* **Records contained in a dataset**:

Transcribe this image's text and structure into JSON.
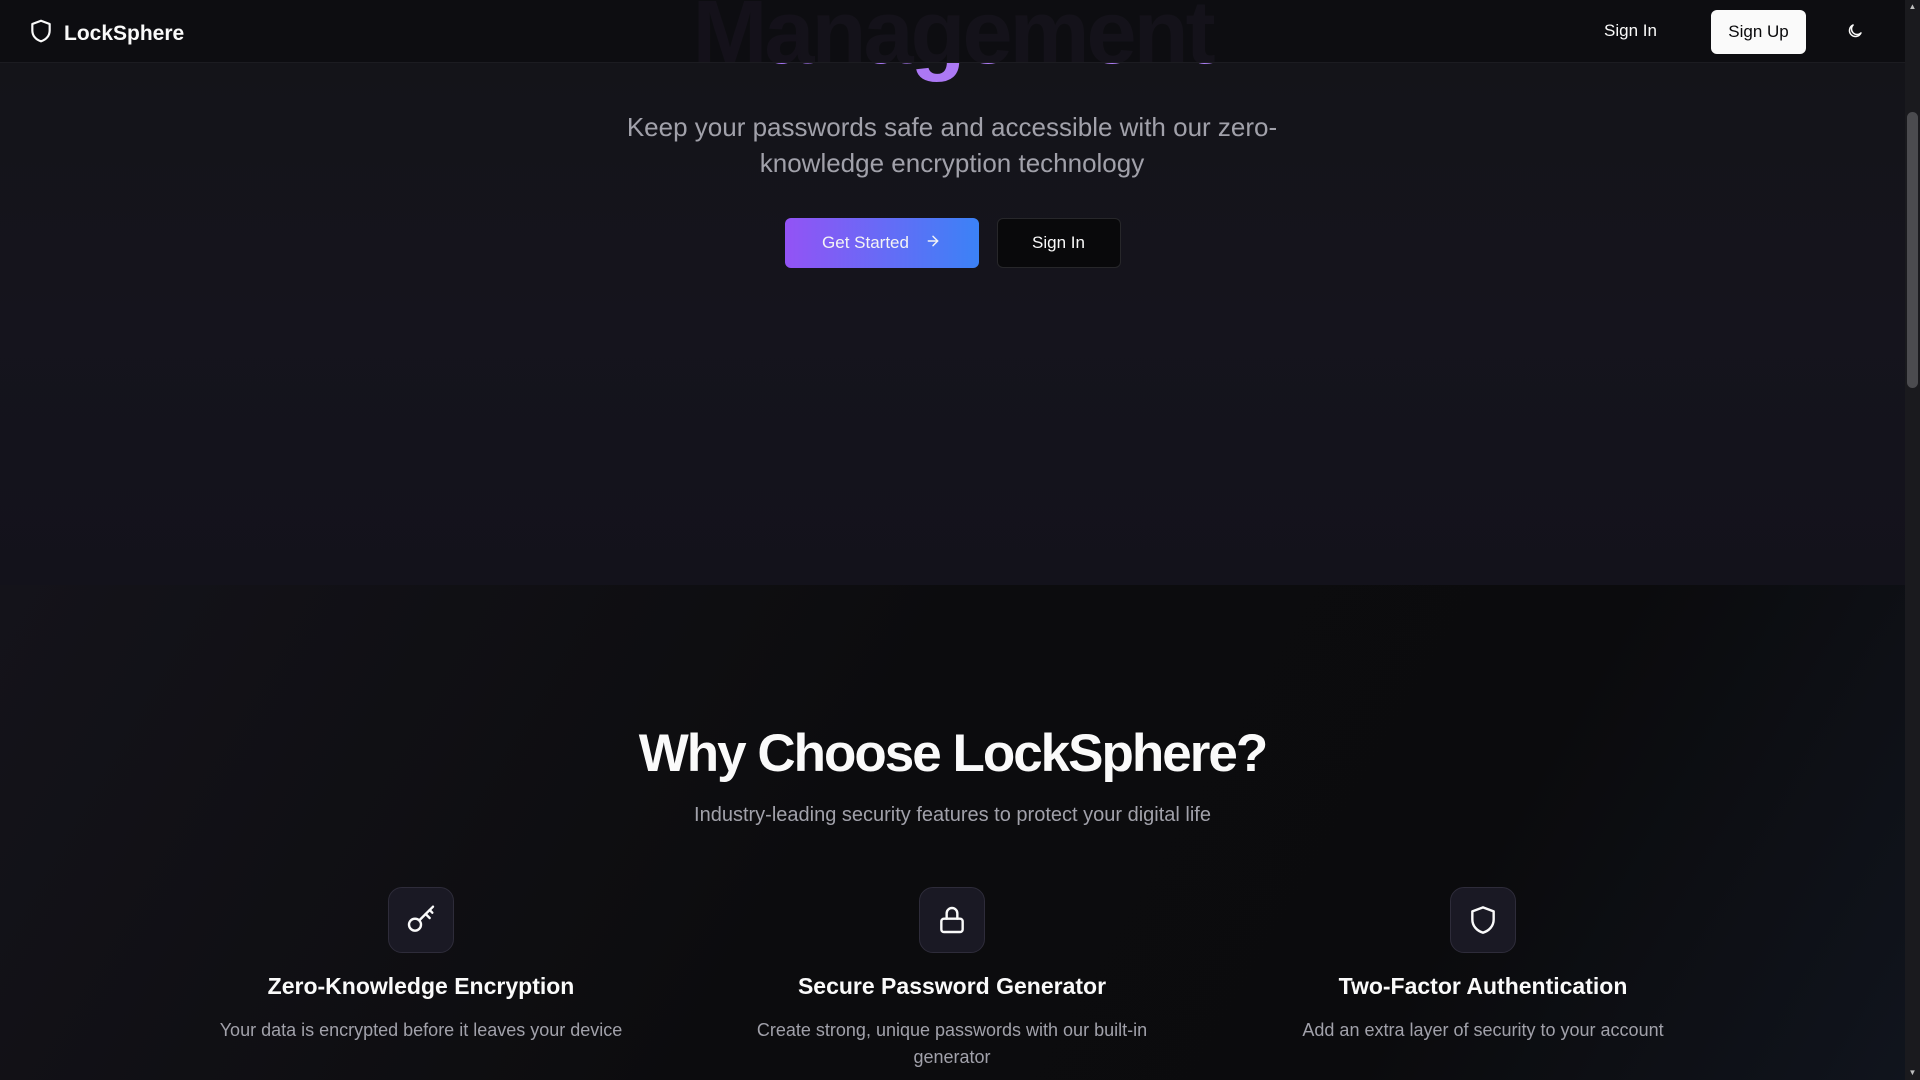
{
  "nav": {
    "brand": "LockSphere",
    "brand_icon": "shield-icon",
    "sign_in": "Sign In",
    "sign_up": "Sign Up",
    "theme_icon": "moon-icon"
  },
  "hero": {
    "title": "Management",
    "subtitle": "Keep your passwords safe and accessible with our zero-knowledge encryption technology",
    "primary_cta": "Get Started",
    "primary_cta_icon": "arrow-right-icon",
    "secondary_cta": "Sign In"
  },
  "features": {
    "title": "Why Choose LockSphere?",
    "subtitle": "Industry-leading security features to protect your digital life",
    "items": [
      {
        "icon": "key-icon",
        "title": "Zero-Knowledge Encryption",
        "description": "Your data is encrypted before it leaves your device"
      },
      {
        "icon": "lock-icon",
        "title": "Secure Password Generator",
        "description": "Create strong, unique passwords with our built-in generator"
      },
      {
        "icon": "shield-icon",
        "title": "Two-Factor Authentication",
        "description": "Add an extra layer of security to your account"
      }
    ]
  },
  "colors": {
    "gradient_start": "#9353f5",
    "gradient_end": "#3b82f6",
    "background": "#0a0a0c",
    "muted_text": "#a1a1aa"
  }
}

* **Required task**: Gather up every line in the data above that contains the word "security", copying each one.

* **Exercise answer**:
    "subtitle": "Industry-leading security features to protect your digital life",
        "description": "Add an extra layer of security to your account"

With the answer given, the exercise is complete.